**PROBLEM REQUIREMENTS**
Leave out the pictures and retype exactly the lines from the one with "What's the underlying" through the end of the records.

Stored data entries:
——————
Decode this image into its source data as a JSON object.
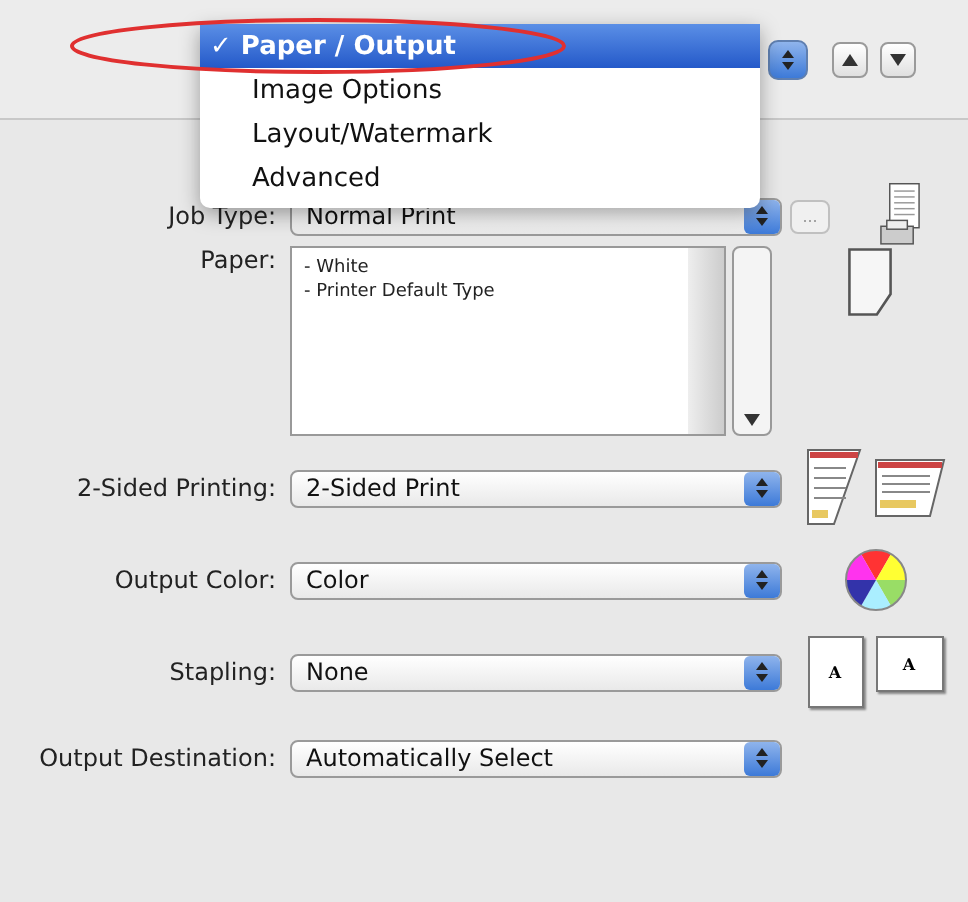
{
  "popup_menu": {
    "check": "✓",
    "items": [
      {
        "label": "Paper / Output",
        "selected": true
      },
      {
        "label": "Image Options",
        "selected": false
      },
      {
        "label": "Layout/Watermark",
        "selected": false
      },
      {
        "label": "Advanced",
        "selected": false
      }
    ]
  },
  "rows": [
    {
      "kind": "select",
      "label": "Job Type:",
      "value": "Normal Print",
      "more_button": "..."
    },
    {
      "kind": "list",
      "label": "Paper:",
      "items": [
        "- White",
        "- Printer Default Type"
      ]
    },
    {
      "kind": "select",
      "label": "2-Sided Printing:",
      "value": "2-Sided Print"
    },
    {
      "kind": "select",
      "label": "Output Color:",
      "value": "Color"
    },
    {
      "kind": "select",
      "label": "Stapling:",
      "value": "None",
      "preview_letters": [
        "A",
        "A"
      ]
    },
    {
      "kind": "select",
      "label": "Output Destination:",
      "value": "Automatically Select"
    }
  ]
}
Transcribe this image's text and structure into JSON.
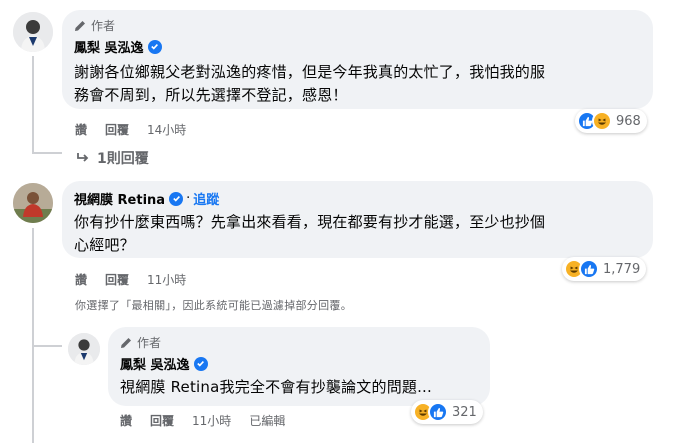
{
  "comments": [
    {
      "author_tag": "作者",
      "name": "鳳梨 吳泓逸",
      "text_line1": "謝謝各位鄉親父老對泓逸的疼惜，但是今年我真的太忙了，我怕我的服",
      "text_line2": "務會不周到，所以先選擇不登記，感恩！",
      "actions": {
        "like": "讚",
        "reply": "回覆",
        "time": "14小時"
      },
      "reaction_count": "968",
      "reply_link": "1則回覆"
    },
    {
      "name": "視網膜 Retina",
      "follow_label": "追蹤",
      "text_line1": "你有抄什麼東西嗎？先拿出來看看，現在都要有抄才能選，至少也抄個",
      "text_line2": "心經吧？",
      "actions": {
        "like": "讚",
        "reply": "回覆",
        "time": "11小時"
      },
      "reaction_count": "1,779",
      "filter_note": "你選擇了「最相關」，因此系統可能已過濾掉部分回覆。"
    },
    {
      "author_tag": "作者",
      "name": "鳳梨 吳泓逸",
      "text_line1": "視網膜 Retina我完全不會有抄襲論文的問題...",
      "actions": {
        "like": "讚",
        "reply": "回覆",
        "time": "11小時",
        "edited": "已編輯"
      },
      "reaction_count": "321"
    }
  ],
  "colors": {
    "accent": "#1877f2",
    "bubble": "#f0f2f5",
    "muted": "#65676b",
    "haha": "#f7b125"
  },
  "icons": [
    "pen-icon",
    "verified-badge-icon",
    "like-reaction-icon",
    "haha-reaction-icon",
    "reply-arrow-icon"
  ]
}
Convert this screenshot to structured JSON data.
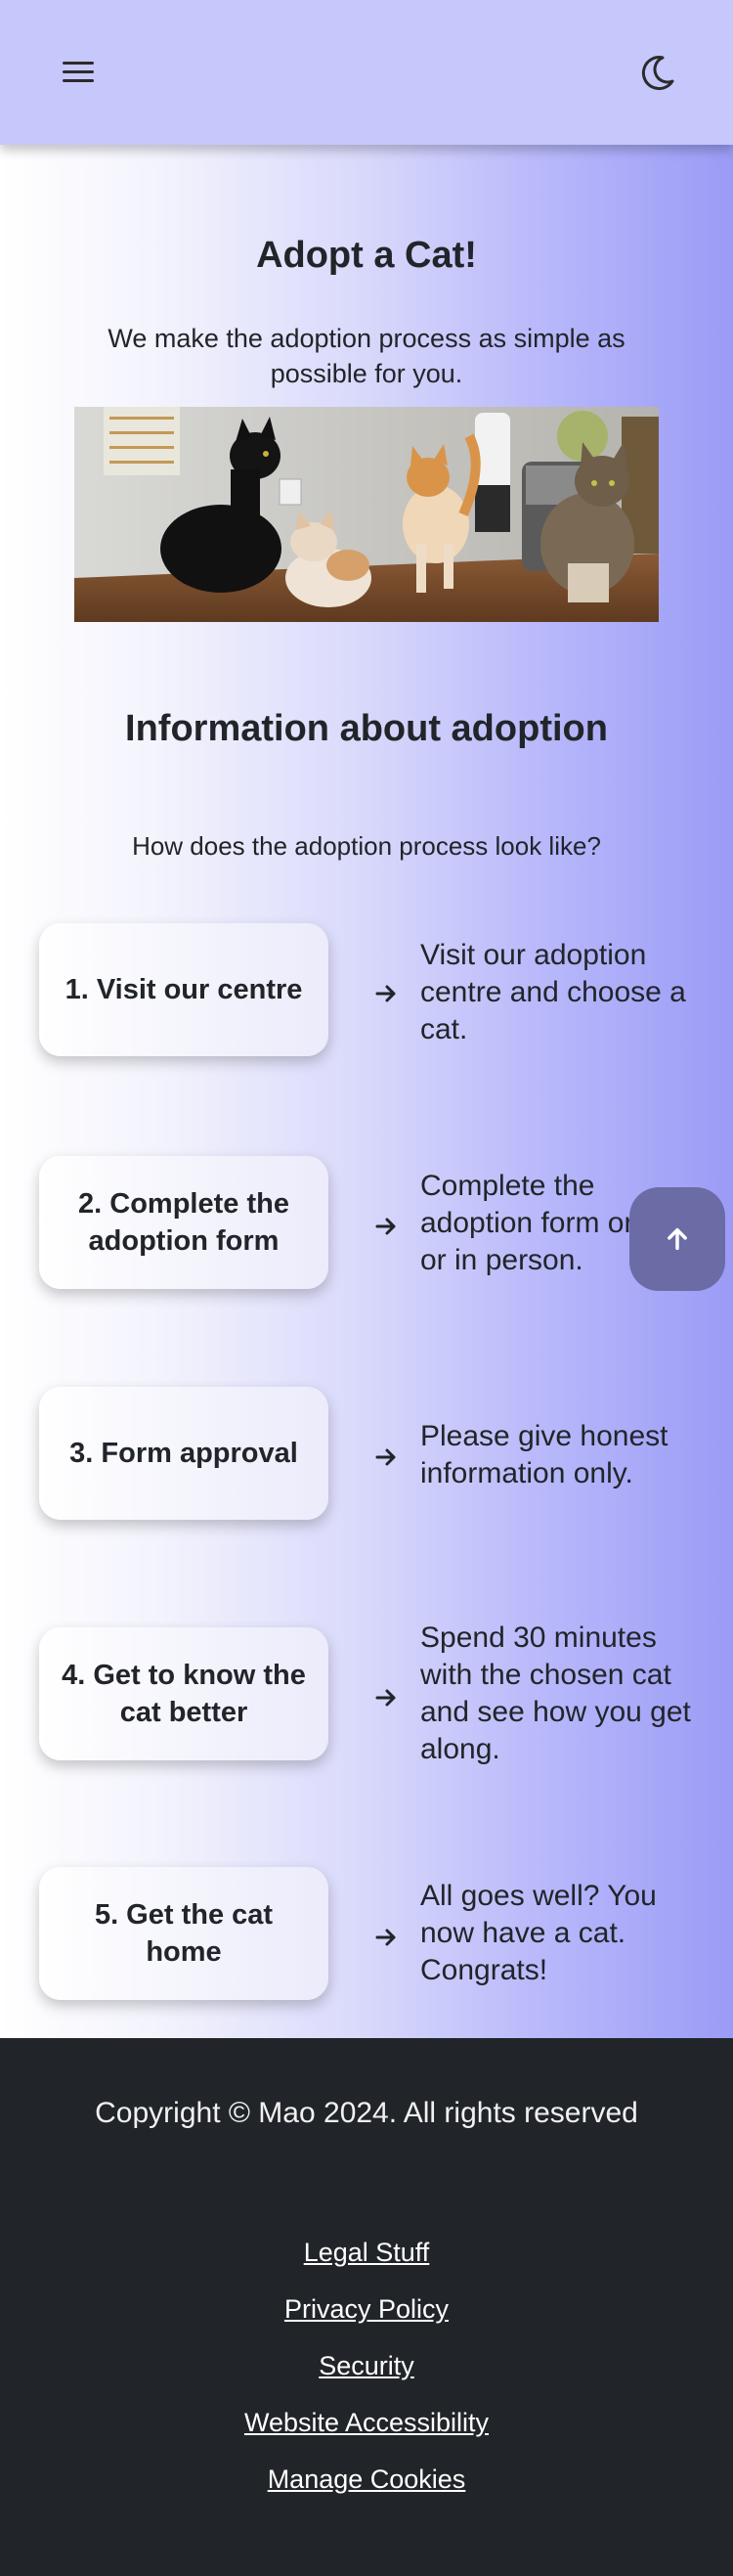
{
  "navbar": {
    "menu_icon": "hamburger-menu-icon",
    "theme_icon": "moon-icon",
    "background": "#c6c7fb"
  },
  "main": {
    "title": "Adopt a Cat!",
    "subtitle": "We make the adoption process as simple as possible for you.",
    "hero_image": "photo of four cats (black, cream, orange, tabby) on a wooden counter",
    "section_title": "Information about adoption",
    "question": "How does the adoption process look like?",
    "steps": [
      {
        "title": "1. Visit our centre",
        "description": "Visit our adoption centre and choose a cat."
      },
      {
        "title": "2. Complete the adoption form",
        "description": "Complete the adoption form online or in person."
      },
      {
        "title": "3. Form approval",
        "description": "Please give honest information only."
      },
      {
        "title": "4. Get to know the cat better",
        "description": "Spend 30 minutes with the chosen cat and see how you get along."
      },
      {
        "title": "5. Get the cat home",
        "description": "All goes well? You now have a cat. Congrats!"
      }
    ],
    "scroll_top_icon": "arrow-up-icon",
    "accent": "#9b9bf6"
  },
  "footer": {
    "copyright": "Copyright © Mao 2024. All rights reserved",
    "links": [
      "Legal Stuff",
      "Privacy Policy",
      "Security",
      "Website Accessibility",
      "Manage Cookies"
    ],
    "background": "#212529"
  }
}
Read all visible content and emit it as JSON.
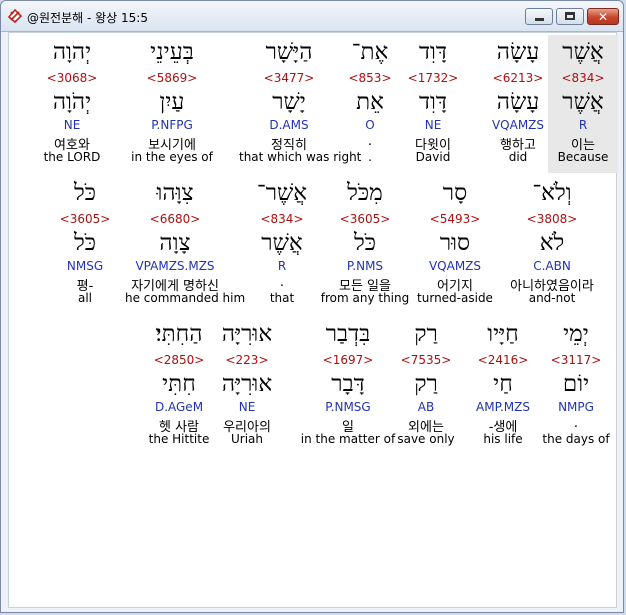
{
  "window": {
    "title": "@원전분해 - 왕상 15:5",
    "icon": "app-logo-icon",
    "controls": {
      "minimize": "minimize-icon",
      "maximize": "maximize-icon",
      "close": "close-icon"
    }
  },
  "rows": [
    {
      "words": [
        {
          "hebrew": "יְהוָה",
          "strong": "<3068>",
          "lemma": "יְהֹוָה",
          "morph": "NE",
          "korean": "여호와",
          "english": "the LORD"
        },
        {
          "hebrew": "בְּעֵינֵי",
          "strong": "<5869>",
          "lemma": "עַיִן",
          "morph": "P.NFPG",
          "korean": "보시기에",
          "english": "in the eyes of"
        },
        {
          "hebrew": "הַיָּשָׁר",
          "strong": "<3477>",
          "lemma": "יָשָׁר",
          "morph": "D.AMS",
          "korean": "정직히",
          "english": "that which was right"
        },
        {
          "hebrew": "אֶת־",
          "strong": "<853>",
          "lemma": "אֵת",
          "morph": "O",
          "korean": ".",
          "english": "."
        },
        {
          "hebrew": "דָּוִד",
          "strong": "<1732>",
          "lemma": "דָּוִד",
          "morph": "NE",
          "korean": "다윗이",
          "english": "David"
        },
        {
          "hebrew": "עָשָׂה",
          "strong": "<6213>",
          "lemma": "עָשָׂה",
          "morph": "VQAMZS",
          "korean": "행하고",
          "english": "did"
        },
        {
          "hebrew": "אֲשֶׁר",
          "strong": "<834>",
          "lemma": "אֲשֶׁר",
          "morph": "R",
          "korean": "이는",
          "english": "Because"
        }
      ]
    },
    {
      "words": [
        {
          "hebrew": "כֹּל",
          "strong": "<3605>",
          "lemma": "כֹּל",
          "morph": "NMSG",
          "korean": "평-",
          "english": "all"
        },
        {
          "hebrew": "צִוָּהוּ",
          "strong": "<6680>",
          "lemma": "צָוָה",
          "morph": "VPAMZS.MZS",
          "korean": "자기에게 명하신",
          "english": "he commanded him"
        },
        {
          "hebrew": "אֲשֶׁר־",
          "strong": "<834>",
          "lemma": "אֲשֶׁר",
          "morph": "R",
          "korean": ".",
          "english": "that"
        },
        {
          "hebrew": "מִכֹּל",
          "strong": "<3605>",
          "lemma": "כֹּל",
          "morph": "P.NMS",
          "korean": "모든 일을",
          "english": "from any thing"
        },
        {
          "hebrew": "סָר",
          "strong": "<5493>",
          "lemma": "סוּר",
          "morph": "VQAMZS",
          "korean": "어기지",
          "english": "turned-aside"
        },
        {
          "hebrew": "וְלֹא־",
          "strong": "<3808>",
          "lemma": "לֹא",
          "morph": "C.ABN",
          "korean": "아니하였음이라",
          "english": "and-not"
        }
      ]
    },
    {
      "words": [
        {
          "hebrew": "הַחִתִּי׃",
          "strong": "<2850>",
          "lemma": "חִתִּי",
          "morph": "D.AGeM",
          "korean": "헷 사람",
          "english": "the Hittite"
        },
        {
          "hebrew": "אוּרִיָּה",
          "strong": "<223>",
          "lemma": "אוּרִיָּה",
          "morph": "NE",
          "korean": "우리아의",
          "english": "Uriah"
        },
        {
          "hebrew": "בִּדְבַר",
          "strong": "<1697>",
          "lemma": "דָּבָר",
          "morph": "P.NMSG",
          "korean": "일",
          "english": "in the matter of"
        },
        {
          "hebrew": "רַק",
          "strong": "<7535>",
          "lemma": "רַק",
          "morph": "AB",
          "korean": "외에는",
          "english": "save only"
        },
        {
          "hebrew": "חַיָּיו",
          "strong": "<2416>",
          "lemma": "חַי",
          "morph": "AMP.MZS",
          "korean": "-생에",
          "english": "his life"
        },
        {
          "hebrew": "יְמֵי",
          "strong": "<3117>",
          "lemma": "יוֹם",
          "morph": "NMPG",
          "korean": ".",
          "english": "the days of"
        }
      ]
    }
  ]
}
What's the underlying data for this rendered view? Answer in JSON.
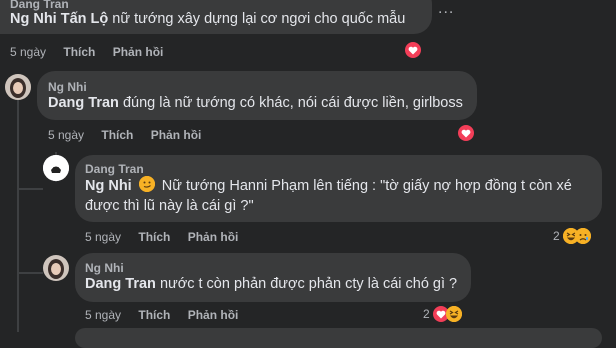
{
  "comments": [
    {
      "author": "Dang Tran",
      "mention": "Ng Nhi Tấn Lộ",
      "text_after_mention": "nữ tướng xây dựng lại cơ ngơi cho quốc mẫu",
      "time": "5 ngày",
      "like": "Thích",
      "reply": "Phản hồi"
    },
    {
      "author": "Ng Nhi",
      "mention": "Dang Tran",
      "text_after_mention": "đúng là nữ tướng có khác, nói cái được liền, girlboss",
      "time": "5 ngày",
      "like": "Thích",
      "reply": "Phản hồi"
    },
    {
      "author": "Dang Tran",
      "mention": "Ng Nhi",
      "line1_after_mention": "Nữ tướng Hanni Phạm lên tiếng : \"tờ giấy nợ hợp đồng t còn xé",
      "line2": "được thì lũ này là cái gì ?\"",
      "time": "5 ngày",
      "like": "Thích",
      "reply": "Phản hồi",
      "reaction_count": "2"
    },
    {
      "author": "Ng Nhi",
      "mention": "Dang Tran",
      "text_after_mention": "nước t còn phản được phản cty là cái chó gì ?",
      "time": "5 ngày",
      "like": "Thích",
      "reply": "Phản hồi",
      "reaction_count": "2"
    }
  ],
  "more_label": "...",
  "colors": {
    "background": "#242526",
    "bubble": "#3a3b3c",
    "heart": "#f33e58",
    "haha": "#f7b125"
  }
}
——————
**TASK OUTPUT**
What's the underlying data for this rendered view? Answer in JSON.
{
  "comments": [
    {
      "author": "Dang Tran",
      "mention": "Ng Nhi Tấn Lộ",
      "text_after_mention": "nữ tướng xây dựng lại cơ ngơi cho quốc mẫu",
      "time": "5 ngày",
      "like": "Thích",
      "reply": "Phản hồi"
    },
    {
      "author": "Ng Nhi",
      "mention": "Dang Tran",
      "text_after_mention": "đúng là nữ tướng có khác, nói cái được liền, girlboss",
      "time": "5 ngày",
      "like": "Thích",
      "reply": "Phản hồi"
    },
    {
      "author": "Dang Tran",
      "mention": "Ng Nhi",
      "line1_after_mention": "Nữ tướng Hanni Phạm lên tiếng : \"tờ giấy nợ hợp đồng t còn xé",
      "line2": "được thì lũ này là cái gì ?\"",
      "time": "5 ngày",
      "like": "Thích",
      "reply": "Phản hồi",
      "reaction_count": "2"
    },
    {
      "author": "Ng Nhi",
      "mention": "Dang Tran",
      "text_after_mention": "nước t còn phản được phản cty là cái chó gì ?",
      "time": "5 ngày",
      "like": "Thích",
      "reply": "Phản hồi",
      "reaction_count": "2"
    }
  ],
  "more_label": "...",
  "colors": {
    "background": "#242526",
    "bubble": "#3a3b3c",
    "heart": "#f33e58",
    "haha": "#f7b125"
  }
}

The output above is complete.